### Goal of the exercise
The listing below should be written out exactly; please include all of it.

------------------------------

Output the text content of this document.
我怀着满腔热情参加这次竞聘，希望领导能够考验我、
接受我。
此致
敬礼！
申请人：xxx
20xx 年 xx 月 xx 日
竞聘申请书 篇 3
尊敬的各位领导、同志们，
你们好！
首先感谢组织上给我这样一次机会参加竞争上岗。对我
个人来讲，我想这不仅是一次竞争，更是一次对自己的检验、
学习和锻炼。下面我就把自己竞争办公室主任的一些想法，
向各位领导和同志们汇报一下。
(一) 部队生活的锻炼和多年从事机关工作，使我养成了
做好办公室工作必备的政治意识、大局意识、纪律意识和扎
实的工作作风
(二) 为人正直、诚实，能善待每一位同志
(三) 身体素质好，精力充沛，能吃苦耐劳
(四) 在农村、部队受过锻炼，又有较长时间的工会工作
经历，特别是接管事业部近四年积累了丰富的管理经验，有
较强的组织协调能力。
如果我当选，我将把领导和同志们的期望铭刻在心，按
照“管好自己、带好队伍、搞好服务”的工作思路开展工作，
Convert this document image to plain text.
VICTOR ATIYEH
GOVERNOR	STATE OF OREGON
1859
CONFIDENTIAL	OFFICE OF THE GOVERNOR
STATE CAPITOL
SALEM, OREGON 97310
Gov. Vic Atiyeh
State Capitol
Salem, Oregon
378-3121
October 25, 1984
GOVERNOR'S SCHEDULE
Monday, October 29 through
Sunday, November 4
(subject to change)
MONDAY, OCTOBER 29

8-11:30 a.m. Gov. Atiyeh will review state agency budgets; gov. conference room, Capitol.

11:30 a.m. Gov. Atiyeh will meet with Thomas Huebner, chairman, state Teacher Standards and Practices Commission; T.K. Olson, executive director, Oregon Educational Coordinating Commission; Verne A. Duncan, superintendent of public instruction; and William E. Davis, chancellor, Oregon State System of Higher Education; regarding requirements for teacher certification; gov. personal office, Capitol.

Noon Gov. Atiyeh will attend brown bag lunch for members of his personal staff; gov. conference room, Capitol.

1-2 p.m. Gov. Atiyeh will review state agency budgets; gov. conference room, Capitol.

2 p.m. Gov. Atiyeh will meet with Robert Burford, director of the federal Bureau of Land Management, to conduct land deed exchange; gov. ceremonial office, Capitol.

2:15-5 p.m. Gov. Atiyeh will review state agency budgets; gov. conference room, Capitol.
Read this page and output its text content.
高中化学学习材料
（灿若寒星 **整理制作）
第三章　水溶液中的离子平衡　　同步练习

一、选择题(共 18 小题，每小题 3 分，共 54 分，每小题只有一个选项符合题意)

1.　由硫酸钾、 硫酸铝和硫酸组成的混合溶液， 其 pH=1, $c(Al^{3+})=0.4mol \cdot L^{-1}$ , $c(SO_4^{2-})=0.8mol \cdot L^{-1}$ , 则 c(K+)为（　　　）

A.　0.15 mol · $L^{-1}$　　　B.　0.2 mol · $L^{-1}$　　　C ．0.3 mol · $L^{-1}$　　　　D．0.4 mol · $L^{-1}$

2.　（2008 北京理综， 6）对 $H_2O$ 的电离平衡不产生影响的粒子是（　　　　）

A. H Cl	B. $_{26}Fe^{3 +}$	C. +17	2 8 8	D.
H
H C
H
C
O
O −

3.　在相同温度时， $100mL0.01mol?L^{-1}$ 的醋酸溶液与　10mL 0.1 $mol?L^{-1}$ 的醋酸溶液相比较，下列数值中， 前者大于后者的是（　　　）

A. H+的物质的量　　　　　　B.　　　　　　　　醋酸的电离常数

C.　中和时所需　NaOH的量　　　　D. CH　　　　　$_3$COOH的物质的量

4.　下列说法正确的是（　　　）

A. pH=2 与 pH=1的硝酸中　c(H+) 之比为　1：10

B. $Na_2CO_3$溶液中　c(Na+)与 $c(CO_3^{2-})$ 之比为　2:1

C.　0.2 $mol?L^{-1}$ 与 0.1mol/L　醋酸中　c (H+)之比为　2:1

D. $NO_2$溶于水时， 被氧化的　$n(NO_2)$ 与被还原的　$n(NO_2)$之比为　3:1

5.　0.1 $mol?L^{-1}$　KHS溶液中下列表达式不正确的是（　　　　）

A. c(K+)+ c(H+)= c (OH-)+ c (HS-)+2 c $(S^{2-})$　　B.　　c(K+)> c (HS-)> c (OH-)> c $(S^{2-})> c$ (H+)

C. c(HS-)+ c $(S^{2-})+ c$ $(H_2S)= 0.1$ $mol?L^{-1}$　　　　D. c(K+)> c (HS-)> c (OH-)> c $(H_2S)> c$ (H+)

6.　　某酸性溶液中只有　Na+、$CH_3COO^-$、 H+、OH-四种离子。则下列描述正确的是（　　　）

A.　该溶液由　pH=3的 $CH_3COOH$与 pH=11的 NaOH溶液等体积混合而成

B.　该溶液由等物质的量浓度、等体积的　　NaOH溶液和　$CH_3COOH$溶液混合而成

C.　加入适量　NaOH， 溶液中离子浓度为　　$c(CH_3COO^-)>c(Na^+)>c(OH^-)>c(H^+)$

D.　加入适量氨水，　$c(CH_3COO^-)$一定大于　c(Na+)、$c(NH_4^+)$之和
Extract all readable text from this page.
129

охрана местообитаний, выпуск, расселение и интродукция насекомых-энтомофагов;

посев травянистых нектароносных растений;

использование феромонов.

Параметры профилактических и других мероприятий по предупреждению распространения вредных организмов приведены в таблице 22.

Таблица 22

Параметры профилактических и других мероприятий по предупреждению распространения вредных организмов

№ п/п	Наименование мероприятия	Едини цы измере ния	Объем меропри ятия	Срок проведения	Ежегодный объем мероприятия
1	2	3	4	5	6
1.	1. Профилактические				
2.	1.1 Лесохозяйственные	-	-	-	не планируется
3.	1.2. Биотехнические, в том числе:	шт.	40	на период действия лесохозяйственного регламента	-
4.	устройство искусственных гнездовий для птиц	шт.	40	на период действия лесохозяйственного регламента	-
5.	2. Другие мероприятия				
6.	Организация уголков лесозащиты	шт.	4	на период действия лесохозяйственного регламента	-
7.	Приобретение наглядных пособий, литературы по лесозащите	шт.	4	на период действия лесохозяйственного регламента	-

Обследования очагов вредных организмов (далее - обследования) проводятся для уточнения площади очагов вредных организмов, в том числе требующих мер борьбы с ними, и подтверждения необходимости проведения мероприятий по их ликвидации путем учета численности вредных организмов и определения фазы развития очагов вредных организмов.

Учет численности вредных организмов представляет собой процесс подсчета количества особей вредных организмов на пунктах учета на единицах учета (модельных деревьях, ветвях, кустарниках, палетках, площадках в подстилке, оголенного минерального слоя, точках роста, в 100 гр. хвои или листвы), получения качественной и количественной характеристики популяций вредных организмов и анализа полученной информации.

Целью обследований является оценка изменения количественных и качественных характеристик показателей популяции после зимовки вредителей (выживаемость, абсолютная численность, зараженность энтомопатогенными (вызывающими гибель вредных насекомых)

------------------------------

### Correct response
Output the text content of this document.
我怀着满腔热情参加这次竞聘，希望领导能够考验我、
接受我。
此致
敬礼！
申请人：xxx
20xx 年 xx 月 xx 日
竞聘申请书 篇 3
尊敬的各位领导、同志们，
你们好！
首先感谢组织上给我这样一次机会参加竞争上岗。对我
个人来讲，我想这不仅是一次竞争，更是一次对自己的检验、
学习和锻炼。下面我就把自己竞争办公室主任的一些想法，
向各位领导和同志们汇报一下。
(一) 部队生活的锻炼和多年从事机关工作，使我养成了
做好办公室工作必备的政治意识、大局意识、纪律意识和扎
实的工作作风
(二) 为人正直、诚实，能善待每一位同志
(三) 身体素质好，精力充沛，能吃苦耐劳
(四) 在农村、部队受过锻炼，又有较长时间的工会工作
经历，特别是接管事业部近四年积累了丰富的管理经验，有
较强的组织协调能力。
如果我当选，我将把领导和同志们的期望铭刻在心，按
照“管好自己、带好队伍、搞好服务”的工作思路开展工作，
Convert this document image to plain text.
VICTOR ATIYEH
GOVERNOR	STATE OF OREGON
1859
CONFIDENTIAL	OFFICE OF THE GOVERNOR
STATE CAPITOL
SALEM, OREGON 97310
Gov. Vic Atiyeh
State Capitol
Salem, Oregon
378-3121
October 25, 1984
GOVERNOR'S SCHEDULE
Monday, October 29 through
Sunday, November 4
(subject to change)
MONDAY, OCTOBER 29

8-11:30 a.m. Gov. Atiyeh will review state agency budgets; gov. conference room, Capitol.

11:30 a.m. Gov. Atiyeh will meet with Thomas Huebner, chairman, state Teacher Standards and Practices Commission; T.K. Olson, executive director, Oregon Educational Coordinating Commission; Verne A. Duncan, superintendent of public instruction; and William E. Davis, chancellor, Oregon State System of Higher Education; regarding requirements for teacher certification; gov. personal office, Capitol.

Noon Gov. Atiyeh will attend brown bag lunch for members of his personal staff; gov. conference room, Capitol.

1-2 p.m. Gov. Atiyeh will review state agency budgets; gov. conference room, Capitol.

2 p.m. Gov. Atiyeh will meet with Robert Burford, director of the federal Bureau of Land Management, to conduct land deed exchange; gov. ceremonial office, Capitol.

2:15-5 p.m. Gov. Atiyeh will review state agency budgets; gov. conference room, Capitol.
Read this page and output its text content.
高中化学学习材料
（灿若寒星 **整理制作）
第三章　水溶液中的离子平衡　　同步练习

一、选择题(共 18 小题，每小题 3 分，共 54 分，每小题只有一个选项符合题意)

1.　由硫酸钾、 硫酸铝和硫酸组成的混合溶液， 其 pH=1, $c(Al^{3+})=0.4mol \cdot L^{-1}$ , $c(SO_4^{2-})=0.8mol \cdot L^{-1}$ , 则 c(K+)为（　　　）

A.　0.15 mol · $L^{-1}$　　　B.　0.2 mol · $L^{-1}$　　　C ．0.3 mol · $L^{-1}$　　　　D．0.4 mol · $L^{-1}$

2.　（2008 北京理综， 6）对 $H_2O$ 的电离平衡不产生影响的粒子是（　　　　）

A. H Cl	B. $_{26}Fe^{3 +}$	C. +17	2 8 8	D.
H
H C
H
C
O
O −

3.　在相同温度时， $100mL0.01mol?L^{-1}$ 的醋酸溶液与　10mL 0.1 $mol?L^{-1}$ 的醋酸溶液相比较，下列数值中， 前者大于后者的是（　　　）

A. H+的物质的量　　　　　　B.　　　　　　　　醋酸的电离常数

C.　中和时所需　NaOH的量　　　　D. CH　　　　　$_3$COOH的物质的量

4.　下列说法正确的是（　　　）

A. pH=2 与 pH=1的硝酸中　c(H+) 之比为　1：10

B. $Na_2CO_3$溶液中　c(Na+)与 $c(CO_3^{2-})$ 之比为　2:1

C.　0.2 $mol?L^{-1}$ 与 0.1mol/L　醋酸中　c (H+)之比为　2:1

D. $NO_2$溶于水时， 被氧化的　$n(NO_2)$ 与被还原的　$n(NO_2)$之比为　3:1

5.　0.1 $mol?L^{-1}$　KHS溶液中下列表达式不正确的是（　　　　）

A. c(K+)+ c(H+)= c (OH-)+ c (HS-)+2 c $(S^{2-})$　　B.　　c(K+)> c (HS-)> c (OH-)> c $(S^{2-})> c$ (H+)

C. c(HS-)+ c $(S^{2-})+ c$ $(H_2S)= 0.1$ $mol?L^{-1}$　　　　D. c(K+)> c (HS-)> c (OH-)> c $(H_2S)> c$ (H+)

6.　　某酸性溶液中只有　Na+、$CH_3COO^-$、 H+、OH-四种离子。则下列描述正确的是（　　　）

A.　该溶液由　pH=3的 $CH_3COOH$与 pH=11的 NaOH溶液等体积混合而成

B.　该溶液由等物质的量浓度、等体积的　　NaOH溶液和　$CH_3COOH$溶液混合而成

C.　加入适量　NaOH， 溶液中离子浓度为　　$c(CH_3COO^-)>c(Na^+)>c(OH^-)>c(H^+)$

D.　加入适量氨水，　$c(CH_3COO^-)$一定大于　c(Na+)、$c(NH_4^+)$之和
Extract all readable text from this page.
129

охрана местообитаний, выпуск, расселение и интродукция насекомых-энтомофагов;

посев травянистых нектароносных растений;

использование феромонов.

Параметры профилактических и других мероприятий по предупреждению распространения вредных организмов приведены в таблице 22.

Таблица 22

Параметры профилактических и других мероприятий по предупреждению распространения вредных организмов

№ п/п	Наименование мероприятия	Едини цы измере ния	Объем меропри ятия	Срок проведения	Ежегодный объем мероприятия
1	2	3	4	5	6
1.	1. Профилактические				
2.	1.1 Лесохозяйственные	-	-	-	не планируется
3.	1.2. Биотехнические, в том числе:	шт.	40	на период действия лесохозяйственного регламента	-
4.	устройство искусственных гнездовий для птиц	шт.	40	на период действия лесохозяйственного регламента	-
5.	2. Другие мероприятия				
6.	Организация уголков лесозащиты	шт.	4	на период действия лесохозяйственного регламента	-
7.	Приобретение наглядных пособий, литературы по лесозащите	шт.	4	на период действия лесохозяйственного регламента	-

Обследования очагов вредных организмов (далее - обследования) проводятся для уточнения площади очагов вредных организмов, в том числе требующих мер борьбы с ними, и подтверждения необходимости проведения мероприятий по их ликвидации путем учета численности вредных организмов и определения фазы развития очагов вредных организмов.

Учет численности вредных организмов представляет собой процесс подсчета количества особей вредных организмов на пунктах учета на единицах учета (модельных деревьях, ветвях, кустарниках, палетках, площадках в подстилке, оголенного минерального слоя, точках роста, в 100 гр. хвои или листвы), получения качественной и количественной характеристики популяций вредных организмов и анализа полученной информации.

Целью обследований является оценка изменения количественных и качественных характеристик показателей популяции после зимовки вредителей (выживаемость, абсолютная численность, зараженность энтомопатогенными (вызывающими гибель вредных насекомых)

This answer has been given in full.